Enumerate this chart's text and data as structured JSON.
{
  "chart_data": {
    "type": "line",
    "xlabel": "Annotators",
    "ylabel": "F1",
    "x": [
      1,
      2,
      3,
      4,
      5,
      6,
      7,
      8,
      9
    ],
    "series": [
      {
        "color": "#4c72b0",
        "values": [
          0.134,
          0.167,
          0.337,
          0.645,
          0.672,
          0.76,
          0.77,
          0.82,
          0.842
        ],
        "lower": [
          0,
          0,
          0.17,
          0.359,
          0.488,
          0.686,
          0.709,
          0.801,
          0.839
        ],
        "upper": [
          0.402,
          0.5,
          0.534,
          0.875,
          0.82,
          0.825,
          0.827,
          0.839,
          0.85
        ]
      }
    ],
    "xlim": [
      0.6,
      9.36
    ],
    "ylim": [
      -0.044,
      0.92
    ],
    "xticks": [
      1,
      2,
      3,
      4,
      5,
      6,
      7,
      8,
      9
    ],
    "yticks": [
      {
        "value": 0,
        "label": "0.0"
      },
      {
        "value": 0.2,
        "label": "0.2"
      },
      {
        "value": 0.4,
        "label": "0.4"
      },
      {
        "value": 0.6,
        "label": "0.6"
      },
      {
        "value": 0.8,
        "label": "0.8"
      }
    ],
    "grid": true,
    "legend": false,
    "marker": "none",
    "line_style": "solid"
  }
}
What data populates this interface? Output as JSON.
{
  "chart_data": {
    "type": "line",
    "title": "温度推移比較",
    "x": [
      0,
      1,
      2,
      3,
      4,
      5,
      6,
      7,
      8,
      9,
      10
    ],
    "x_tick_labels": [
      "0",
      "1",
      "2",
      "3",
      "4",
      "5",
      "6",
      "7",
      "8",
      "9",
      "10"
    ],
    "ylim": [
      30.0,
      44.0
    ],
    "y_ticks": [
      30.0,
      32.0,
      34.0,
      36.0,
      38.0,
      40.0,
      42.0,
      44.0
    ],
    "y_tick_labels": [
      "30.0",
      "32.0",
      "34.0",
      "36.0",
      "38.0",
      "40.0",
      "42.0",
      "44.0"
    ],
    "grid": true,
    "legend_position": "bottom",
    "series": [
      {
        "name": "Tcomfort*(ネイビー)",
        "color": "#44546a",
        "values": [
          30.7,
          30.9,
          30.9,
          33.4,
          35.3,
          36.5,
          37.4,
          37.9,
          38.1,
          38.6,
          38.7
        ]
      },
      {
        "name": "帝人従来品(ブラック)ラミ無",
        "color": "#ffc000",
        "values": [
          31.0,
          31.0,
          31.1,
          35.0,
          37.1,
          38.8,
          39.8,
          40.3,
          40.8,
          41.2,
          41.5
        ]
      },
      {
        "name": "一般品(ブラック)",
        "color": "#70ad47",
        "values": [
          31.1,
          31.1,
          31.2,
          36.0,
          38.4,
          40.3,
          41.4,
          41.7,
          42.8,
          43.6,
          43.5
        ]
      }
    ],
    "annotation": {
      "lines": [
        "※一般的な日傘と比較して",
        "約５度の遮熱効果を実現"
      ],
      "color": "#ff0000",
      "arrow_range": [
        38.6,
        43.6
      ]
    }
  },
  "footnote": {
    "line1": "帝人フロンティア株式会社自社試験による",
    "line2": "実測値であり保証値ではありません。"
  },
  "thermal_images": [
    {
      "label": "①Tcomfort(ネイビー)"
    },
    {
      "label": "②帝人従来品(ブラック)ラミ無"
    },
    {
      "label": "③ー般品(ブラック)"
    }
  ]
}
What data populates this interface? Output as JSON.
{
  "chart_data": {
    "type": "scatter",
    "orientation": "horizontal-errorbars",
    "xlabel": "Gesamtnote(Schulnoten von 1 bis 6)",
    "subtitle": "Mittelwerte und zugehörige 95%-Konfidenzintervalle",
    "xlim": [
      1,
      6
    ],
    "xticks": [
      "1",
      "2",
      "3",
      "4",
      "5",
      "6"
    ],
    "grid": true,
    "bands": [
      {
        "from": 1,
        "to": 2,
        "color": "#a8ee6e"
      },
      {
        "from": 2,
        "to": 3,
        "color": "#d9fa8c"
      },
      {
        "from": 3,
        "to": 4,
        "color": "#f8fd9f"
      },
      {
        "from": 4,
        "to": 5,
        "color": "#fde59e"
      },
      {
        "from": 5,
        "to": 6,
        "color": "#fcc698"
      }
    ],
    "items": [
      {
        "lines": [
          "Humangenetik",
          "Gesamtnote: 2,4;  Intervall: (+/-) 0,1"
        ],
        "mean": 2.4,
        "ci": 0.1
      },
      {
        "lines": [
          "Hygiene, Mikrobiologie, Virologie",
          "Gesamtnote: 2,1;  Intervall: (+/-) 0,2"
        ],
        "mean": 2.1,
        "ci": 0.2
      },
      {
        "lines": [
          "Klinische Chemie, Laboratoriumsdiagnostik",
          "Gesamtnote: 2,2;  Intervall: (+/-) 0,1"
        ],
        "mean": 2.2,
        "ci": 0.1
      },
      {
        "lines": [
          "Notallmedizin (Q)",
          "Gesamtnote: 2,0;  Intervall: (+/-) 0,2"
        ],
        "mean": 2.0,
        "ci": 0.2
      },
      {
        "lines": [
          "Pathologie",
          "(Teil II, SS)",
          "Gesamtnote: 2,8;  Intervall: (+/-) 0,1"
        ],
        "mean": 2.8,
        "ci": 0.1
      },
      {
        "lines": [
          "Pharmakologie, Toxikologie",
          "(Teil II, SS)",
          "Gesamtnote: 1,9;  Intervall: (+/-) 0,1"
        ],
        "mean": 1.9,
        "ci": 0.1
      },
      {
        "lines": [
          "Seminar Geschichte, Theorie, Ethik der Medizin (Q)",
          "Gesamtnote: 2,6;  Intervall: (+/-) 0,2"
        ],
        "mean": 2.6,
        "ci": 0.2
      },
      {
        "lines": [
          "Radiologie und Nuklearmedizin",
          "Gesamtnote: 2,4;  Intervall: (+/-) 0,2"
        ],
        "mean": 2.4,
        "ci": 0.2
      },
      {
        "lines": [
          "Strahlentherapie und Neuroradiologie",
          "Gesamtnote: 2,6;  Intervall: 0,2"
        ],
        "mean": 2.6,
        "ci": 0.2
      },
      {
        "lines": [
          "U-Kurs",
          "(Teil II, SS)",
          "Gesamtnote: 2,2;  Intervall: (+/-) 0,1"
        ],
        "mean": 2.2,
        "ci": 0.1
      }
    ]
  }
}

▶ _Written instruction_
Your task is to repeat every entry exactly.

▶ _Finished answer_
Enumerate this chart's text and data as structured JSON.
{
  "chart_data": {
    "type": "line",
    "xlabel": "Annotators",
    "ylabel": "F1",
    "x": [
      1,
      2,
      3,
      4,
      5,
      6,
      7,
      8,
      9
    ],
    "series": [
      {
        "color": "#4c72b0",
        "values": [
          0.134,
          0.167,
          0.337,
          0.645,
          0.672,
          0.76,
          0.77,
          0.82,
          0.842
        ],
        "lower": [
          0,
          0,
          0.17,
          0.359,
          0.488,
          0.686,
          0.709,
          0.801,
          0.839
        ],
        "upper": [
          0.402,
          0.5,
          0.534,
          0.875,
          0.82,
          0.825,
          0.827,
          0.839,
          0.85
        ]
      }
    ],
    "xlim": [
      0.6,
      9.36
    ],
    "ylim": [
      -0.044,
      0.92
    ],
    "xticks": [
      1,
      2,
      3,
      4,
      5,
      6,
      7,
      8,
      9
    ],
    "yticks": [
      {
        "value": 0,
        "label": "0.0"
      },
      {
        "value": 0.2,
        "label": "0.2"
      },
      {
        "value": 0.4,
        "label": "0.4"
      },
      {
        "value": 0.6,
        "label": "0.6"
      },
      {
        "value": 0.8,
        "label": "0.8"
      }
    ],
    "grid": true,
    "legend": false,
    "marker": "none",
    "line_style": "solid"
  }
}
What data populates this interface? Output as JSON.
{
  "chart_data": {
    "type": "line",
    "title": "温度推移比較",
    "x": [
      0,
      1,
      2,
      3,
      4,
      5,
      6,
      7,
      8,
      9,
      10
    ],
    "x_tick_labels": [
      "0",
      "1",
      "2",
      "3",
      "4",
      "5",
      "6",
      "7",
      "8",
      "9",
      "10"
    ],
    "ylim": [
      30.0,
      44.0
    ],
    "y_ticks": [
      30.0,
      32.0,
      34.0,
      36.0,
      38.0,
      40.0,
      42.0,
      44.0
    ],
    "y_tick_labels": [
      "30.0",
      "32.0",
      "34.0",
      "36.0",
      "38.0",
      "40.0",
      "42.0",
      "44.0"
    ],
    "grid": true,
    "legend_position": "bottom",
    "series": [
      {
        "name": "Tcomfort*(ネイビー)",
        "color": "#44546a",
        "values": [
          30.7,
          30.9,
          30.9,
          33.4,
          35.3,
          36.5,
          37.4,
          37.9,
          38.1,
          38.6,
          38.7
        ]
      },
      {
        "name": "帝人従来品(ブラック)ラミ無",
        "color": "#ffc000",
        "values": [
          31.0,
          31.0,
          31.1,
          35.0,
          37.1,
          38.8,
          39.8,
          40.3,
          40.8,
          41.2,
          41.5
        ]
      },
      {
        "name": "一般品(ブラック)",
        "color": "#70ad47",
        "values": [
          31.1,
          31.1,
          31.2,
          36.0,
          38.4,
          40.3,
          41.4,
          41.7,
          42.8,
          43.6,
          43.5
        ]
      }
    ],
    "annotation": {
      "lines": [
        "※一般的な日傘と比較して",
        "約５度の遮熱効果を実現"
      ],
      "color": "#ff0000",
      "arrow_range": [
        38.6,
        43.6
      ]
    }
  },
  "footnote": {
    "line1": "帝人フロンティア株式会社自社試験による",
    "line2": "実測値であり保証値ではありません。"
  },
  "thermal_images": [
    {
      "label": "①Tcomfort(ネイビー)"
    },
    {
      "label": "②帝人従来品(ブラック)ラミ無"
    },
    {
      "label": "③ー般品(ブラック)"
    }
  ]
}
What data populates this interface? Output as JSON.
{
  "chart_data": {
    "type": "scatter",
    "orientation": "horizontal-errorbars",
    "xlabel": "Gesamtnote(Schulnoten von 1 bis 6)",
    "subtitle": "Mittelwerte und zugehörige 95%-Konfidenzintervalle",
    "xlim": [
      1,
      6
    ],
    "xticks": [
      "1",
      "2",
      "3",
      "4",
      "5",
      "6"
    ],
    "grid": true,
    "bands": [
      {
        "from": 1,
        "to": 2,
        "color": "#a8ee6e"
      },
      {
        "from": 2,
        "to": 3,
        "color": "#d9fa8c"
      },
      {
        "from": 3,
        "to": 4,
        "color": "#f8fd9f"
      },
      {
        "from": 4,
        "to": 5,
        "color": "#fde59e"
      },
      {
        "from": 5,
        "to": 6,
        "color": "#fcc698"
      }
    ],
    "items": [
      {
        "lines": [
          "Humangenetik",
          "Gesamtnote: 2,4;  Intervall: (+/-) 0,1"
        ],
        "mean": 2.4,
        "ci": 0.1
      },
      {
        "lines": [
          "Hygiene, Mikrobiologie, Virologie",
          "Gesamtnote: 2,1;  Intervall: (+/-) 0,2"
        ],
        "mean": 2.1,
        "ci": 0.2
      },
      {
        "lines": [
          "Klinische Chemie, Laboratoriumsdiagnostik",
          "Gesamtnote: 2,2;  Intervall: (+/-) 0,1"
        ],
        "mean": 2.2,
        "ci": 0.1
      },
      {
        "lines": [
          "Notallmedizin (Q)",
          "Gesamtnote: 2,0;  Intervall: (+/-) 0,2"
        ],
        "mean": 2.0,
        "ci": 0.2
      },
      {
        "lines": [
          "Pathologie",
          "(Teil II, SS)",
          "Gesamtnote: 2,8;  Intervall: (+/-) 0,1"
        ],
        "mean": 2.8,
        "ci": 0.1
      },
      {
        "lines": [
          "Pharmakologie, Toxikologie",
          "(Teil II, SS)",
          "Gesamtnote: 1,9;  Intervall: (+/-) 0,1"
        ],
        "mean": 1.9,
        "ci": 0.1
      },
      {
        "lines": [
          "Seminar Geschichte, Theorie, Ethik der Medizin (Q)",
          "Gesamtnote: 2,6;  Intervall: (+/-) 0,2"
        ],
        "mean": 2.6,
        "ci": 0.2
      },
      {
        "lines": [
          "Radiologie und Nuklearmedizin",
          "Gesamtnote: 2,4;  Intervall: (+/-) 0,2"
        ],
        "mean": 2.4,
        "ci": 0.2
      },
      {
        "lines": [
          "Strahlentherapie und Neuroradiologie",
          "Gesamtnote: 2,6;  Intervall: 0,2"
        ],
        "mean": 2.6,
        "ci": 0.2
      },
      {
        "lines": [
          "U-Kurs",
          "(Teil II, SS)",
          "Gesamtnote: 2,2;  Intervall: (+/-) 0,1"
        ],
        "mean": 2.2,
        "ci": 0.1
      }
    ]
  }
}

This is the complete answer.